• Short exercise:
Each entry should be quoted word for word, including every mark of punctuation.

"""

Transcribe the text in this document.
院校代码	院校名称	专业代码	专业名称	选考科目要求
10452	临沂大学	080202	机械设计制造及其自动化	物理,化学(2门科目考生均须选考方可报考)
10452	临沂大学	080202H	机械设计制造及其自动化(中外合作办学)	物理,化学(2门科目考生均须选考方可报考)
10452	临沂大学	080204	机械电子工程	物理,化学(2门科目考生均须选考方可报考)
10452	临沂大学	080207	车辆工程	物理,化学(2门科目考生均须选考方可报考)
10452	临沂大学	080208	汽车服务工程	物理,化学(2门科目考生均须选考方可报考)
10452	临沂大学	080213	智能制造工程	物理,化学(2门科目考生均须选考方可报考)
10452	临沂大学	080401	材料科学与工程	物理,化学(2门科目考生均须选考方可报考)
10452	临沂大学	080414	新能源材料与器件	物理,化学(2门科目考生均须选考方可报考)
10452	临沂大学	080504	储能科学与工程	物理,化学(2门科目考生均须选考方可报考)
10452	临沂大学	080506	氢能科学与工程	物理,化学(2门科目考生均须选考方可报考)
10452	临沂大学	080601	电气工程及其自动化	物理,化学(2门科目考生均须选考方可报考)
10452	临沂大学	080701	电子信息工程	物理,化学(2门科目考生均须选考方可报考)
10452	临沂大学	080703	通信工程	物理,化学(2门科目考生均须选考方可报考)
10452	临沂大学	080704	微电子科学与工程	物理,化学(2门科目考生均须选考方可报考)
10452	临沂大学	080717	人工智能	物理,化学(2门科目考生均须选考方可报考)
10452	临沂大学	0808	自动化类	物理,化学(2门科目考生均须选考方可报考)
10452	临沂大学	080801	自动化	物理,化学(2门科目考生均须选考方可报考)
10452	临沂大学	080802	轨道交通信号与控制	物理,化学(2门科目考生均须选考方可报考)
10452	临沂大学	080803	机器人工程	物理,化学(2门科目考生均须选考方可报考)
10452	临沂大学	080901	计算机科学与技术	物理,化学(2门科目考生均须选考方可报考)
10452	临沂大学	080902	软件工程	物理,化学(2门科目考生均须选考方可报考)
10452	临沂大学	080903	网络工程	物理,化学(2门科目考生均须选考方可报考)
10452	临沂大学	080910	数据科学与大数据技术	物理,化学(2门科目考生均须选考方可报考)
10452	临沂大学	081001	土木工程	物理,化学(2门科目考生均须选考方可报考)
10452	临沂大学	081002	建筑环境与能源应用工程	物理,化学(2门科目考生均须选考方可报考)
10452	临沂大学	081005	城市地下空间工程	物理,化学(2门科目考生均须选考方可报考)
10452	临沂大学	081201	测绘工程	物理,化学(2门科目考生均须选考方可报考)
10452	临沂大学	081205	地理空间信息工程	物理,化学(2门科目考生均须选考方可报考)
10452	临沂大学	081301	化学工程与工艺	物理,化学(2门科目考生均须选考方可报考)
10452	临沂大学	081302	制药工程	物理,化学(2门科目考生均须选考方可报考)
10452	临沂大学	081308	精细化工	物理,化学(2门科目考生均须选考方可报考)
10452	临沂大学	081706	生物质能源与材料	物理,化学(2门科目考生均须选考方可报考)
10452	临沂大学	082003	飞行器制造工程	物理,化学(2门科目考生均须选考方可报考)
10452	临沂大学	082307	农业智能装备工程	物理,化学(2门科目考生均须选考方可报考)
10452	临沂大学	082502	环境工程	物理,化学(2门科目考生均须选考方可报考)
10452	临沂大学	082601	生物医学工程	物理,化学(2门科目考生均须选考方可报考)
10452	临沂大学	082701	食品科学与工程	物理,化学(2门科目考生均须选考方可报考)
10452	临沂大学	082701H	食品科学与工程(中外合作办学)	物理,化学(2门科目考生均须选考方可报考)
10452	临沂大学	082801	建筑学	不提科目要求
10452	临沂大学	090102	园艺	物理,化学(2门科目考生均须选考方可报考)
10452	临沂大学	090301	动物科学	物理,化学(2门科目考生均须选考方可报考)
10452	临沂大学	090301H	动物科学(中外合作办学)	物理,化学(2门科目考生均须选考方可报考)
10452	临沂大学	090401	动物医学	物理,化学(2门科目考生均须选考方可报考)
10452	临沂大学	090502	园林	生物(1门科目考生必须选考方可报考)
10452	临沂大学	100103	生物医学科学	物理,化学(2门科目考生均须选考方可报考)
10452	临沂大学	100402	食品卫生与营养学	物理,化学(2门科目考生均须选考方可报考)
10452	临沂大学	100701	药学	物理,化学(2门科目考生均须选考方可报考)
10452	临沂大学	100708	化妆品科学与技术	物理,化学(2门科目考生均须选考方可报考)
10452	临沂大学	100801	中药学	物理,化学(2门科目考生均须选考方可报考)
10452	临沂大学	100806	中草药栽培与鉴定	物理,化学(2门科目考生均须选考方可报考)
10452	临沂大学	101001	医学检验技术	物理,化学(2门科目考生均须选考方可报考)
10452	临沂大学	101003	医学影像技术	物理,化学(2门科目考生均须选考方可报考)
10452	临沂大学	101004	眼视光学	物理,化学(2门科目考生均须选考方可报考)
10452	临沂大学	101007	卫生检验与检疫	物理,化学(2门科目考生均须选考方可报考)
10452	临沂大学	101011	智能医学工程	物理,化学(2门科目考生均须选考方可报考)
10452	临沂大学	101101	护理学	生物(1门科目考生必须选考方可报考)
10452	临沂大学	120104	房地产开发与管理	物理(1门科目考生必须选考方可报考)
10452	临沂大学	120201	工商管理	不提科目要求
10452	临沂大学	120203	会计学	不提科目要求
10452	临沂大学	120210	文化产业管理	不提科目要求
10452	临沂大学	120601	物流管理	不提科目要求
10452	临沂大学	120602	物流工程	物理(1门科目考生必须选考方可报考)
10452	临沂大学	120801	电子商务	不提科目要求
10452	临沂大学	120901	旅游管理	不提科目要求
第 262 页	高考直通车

"""

• Solution to the exercise:
Transcribe the text in this document.
院校代码	院校名称	专业代码	专业名称	选考科目要求
10452	临沂大学	080202	机械设计制造及其自动化	物理,化学(2门科目考生均须选考方可报考)
10452	临沂大学	080202H	机械设计制造及其自动化(中外合作办学)	物理,化学(2门科目考生均须选考方可报考)
10452	临沂大学	080204	机械电子工程	物理,化学(2门科目考生均须选考方可报考)
10452	临沂大学	080207	车辆工程	物理,化学(2门科目考生均须选考方可报考)
10452	临沂大学	080208	汽车服务工程	物理,化学(2门科目考生均须选考方可报考)
10452	临沂大学	080213	智能制造工程	物理,化学(2门科目考生均须选考方可报考)
10452	临沂大学	080401	材料科学与工程	物理,化学(2门科目考生均须选考方可报考)
10452	临沂大学	080414	新能源材料与器件	物理,化学(2门科目考生均须选考方可报考)
10452	临沂大学	080504	储能科学与工程	物理,化学(2门科目考生均须选考方可报考)
10452	临沂大学	080506	氢能科学与工程	物理,化学(2门科目考生均须选考方可报考)
10452	临沂大学	080601	电气工程及其自动化	物理,化学(2门科目考生均须选考方可报考)
10452	临沂大学	080701	电子信息工程	物理,化学(2门科目考生均须选考方可报考)
10452	临沂大学	080703	通信工程	物理,化学(2门科目考生均须选考方可报考)
10452	临沂大学	080704	微电子科学与工程	物理,化学(2门科目考生均须选考方可报考)
10452	临沂大学	080717	人工智能	物理,化学(2门科目考生均须选考方可报考)
10452	临沂大学	0808	自动化类	物理,化学(2门科目考生均须选考方可报考)
10452	临沂大学	080801	自动化	物理,化学(2门科目考生均须选考方可报考)
10452	临沂大学	080802	轨道交通信号与控制	物理,化学(2门科目考生均须选考方可报考)
10452	临沂大学	080803	机器人工程	物理,化学(2门科目考生均须选考方可报考)
10452	临沂大学	080901	计算机科学与技术	物理,化学(2门科目考生均须选考方可报考)
10452	临沂大学	080902	软件工程	物理,化学(2门科目考生均须选考方可报考)
10452	临沂大学	080903	网络工程	物理,化学(2门科目考生均须选考方可报考)
10452	临沂大学	080910	数据科学与大数据技术	物理,化学(2门科目考生均须选考方可报考)
10452	临沂大学	081001	土木工程	物理,化学(2门科目考生均须选考方可报考)
10452	临沂大学	081002	建筑环境与能源应用工程	物理,化学(2门科目考生均须选考方可报考)
10452	临沂大学	081005	城市地下空间工程	物理,化学(2门科目考生均须选考方可报考)
10452	临沂大学	081201	测绘工程	物理,化学(2门科目考生均须选考方可报考)
10452	临沂大学	081205	地理空间信息工程	物理,化学(2门科目考生均须选考方可报考)
10452	临沂大学	081301	化学工程与工艺	物理,化学(2门科目考生均须选考方可报考)
10452	临沂大学	081302	制药工程	物理,化学(2门科目考生均须选考方可报考)
10452	临沂大学	081308	精细化工	物理,化学(2门科目考生均须选考方可报考)
10452	临沂大学	081706	生物质能源与材料	物理,化学(2门科目考生均须选考方可报考)
10452	临沂大学	082003	飞行器制造工程	物理,化学(2门科目考生均须选考方可报考)
10452	临沂大学	082307	农业智能装备工程	物理,化学(2门科目考生均须选考方可报考)
10452	临沂大学	082502	环境工程	物理,化学(2门科目考生均须选考方可报考)
10452	临沂大学	082601	生物医学工程	物理,化学(2门科目考生均须选考方可报考)
10452	临沂大学	082701	食品科学与工程	物理,化学(2门科目考生均须选考方可报考)
10452	临沂大学	082701H	食品科学与工程(中外合作办学)	物理,化学(2门科目考生均须选考方可报考)
10452	临沂大学	082801	建筑学	不提科目要求
10452	临沂大学	090102	园艺	物理,化学(2门科目考生均须选考方可报考)
10452	临沂大学	090301	动物科学	物理,化学(2门科目考生均须选考方可报考)
10452	临沂大学	090301H	动物科学(中外合作办学)	物理,化学(2门科目考生均须选考方可报考)
10452	临沂大学	090401	动物医学	物理,化学(2门科目考生均须选考方可报考)
10452	临沂大学	090502	园林	生物(1门科目考生必须选考方可报考)
10452	临沂大学	100103	生物医学科学	物理,化学(2门科目考生均须选考方可报考)
10452	临沂大学	100402	食品卫生与营养学	物理,化学(2门科目考生均须选考方可报考)
10452	临沂大学	100701	药学	物理,化学(2门科目考生均须选考方可报考)
10452	临沂大学	100708	化妆品科学与技术	物理,化学(2门科目考生均须选考方可报考)
10452	临沂大学	100801	中药学	物理,化学(2门科目考生均须选考方可报考)
10452	临沂大学	100806	中草药栽培与鉴定	物理,化学(2门科目考生均须选考方可报考)
10452	临沂大学	101001	医学检验技术	物理,化学(2门科目考生均须选考方可报考)
10452	临沂大学	101003	医学影像技术	物理,化学(2门科目考生均须选考方可报考)
10452	临沂大学	101004	眼视光学	物理,化学(2门科目考生均须选考方可报考)
10452	临沂大学	101007	卫生检验与检疫	物理,化学(2门科目考生均须选考方可报考)
10452	临沂大学	101011	智能医学工程	物理,化学(2门科目考生均须选考方可报考)
10452	临沂大学	101101	护理学	生物(1门科目考生必须选考方可报考)
10452	临沂大学	120104	房地产开发与管理	物理(1门科目考生必须选考方可报考)
10452	临沂大学	120201	工商管理	不提科目要求
10452	临沂大学	120203	会计学	不提科目要求
10452	临沂大学	120210	文化产业管理	不提科目要求
10452	临沂大学	120601	物流管理	不提科目要求
10452	临沂大学	120602	物流工程	物理(1门科目考生必须选考方可报考)
10452	临沂大学	120801	电子商务	不提科目要求
10452	临沂大学	120901	旅游管理	不提科目要求
第 262 页	高考直通车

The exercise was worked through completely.